═════ RECORDS FOR THE TASK

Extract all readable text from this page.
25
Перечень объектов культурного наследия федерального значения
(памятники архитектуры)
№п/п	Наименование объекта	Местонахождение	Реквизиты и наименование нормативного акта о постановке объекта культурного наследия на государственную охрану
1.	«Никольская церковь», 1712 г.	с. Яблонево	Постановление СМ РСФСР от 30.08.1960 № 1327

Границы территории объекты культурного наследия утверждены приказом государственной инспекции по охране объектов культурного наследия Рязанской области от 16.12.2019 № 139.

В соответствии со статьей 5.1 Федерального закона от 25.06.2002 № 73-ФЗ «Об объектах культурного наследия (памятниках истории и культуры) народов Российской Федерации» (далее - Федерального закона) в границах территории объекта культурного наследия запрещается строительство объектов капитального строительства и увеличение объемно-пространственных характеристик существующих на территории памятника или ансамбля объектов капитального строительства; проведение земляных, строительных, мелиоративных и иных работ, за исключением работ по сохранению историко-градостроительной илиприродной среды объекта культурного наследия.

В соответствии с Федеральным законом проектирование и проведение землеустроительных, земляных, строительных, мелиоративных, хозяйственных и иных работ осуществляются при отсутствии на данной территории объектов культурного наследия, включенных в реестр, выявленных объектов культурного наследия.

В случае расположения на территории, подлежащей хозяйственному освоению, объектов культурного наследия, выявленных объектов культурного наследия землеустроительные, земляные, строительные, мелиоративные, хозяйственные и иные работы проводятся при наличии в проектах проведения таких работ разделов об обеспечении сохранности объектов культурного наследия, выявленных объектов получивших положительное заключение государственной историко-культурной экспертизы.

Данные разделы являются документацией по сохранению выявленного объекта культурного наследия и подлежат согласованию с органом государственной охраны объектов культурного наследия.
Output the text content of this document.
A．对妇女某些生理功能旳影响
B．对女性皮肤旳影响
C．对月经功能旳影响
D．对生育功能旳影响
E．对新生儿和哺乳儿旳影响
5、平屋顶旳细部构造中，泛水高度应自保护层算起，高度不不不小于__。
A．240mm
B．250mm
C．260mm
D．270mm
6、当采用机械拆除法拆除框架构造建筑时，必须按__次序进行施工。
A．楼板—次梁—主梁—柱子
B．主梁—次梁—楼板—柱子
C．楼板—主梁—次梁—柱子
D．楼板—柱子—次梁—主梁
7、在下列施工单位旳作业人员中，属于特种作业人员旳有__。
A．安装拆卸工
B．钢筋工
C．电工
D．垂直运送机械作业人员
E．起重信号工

══════════

- TASK OBJECTIVE:
Search the data for the string "работ". List each line that has it.

- REPLY TO THE EXERCISE:
В соответствии со статьей 5.1 Федерального закона от 25.06.2002 № 73-ФЗ «Об объектах культурного наследия (памятниках истории и культуры) народов Российской Федерации» (далее - Федерального закона) в границах территории объекта культурного наследия запрещается строительство объектов капитального строительства и увеличение объемно-пространственных характеристик существующих на территории памятника или ансамбля объектов капитального строительства; проведение земляных, строительных, мелиоративных и иных работ, за исключением работ по сохранению историко-градостроительной илиприродной среды объекта культурного наследия.
В соответствии с Федеральным законом проектирование и проведение землеустроительных, земляных, строительных, мелиоративных, хозяйственных и иных работ осуществляются при отсутствии на данной территории объектов культурного наследия, включенных в реестр, выявленных объектов культурного наследия.
В случае расположения на территории, подлежащей хозяйственному освоению, объектов культурного наследия, выявленных объектов культурного наследия землеустроительные, земляные, строительные, мелиоративные, хозяйственные и иные работы проводятся при наличии в проектах проведения таких работ разделов об обеспечении сохранности объектов культурного наследия, выявленных объектов получивших положительное заключение государственной историко-культурной экспертизы.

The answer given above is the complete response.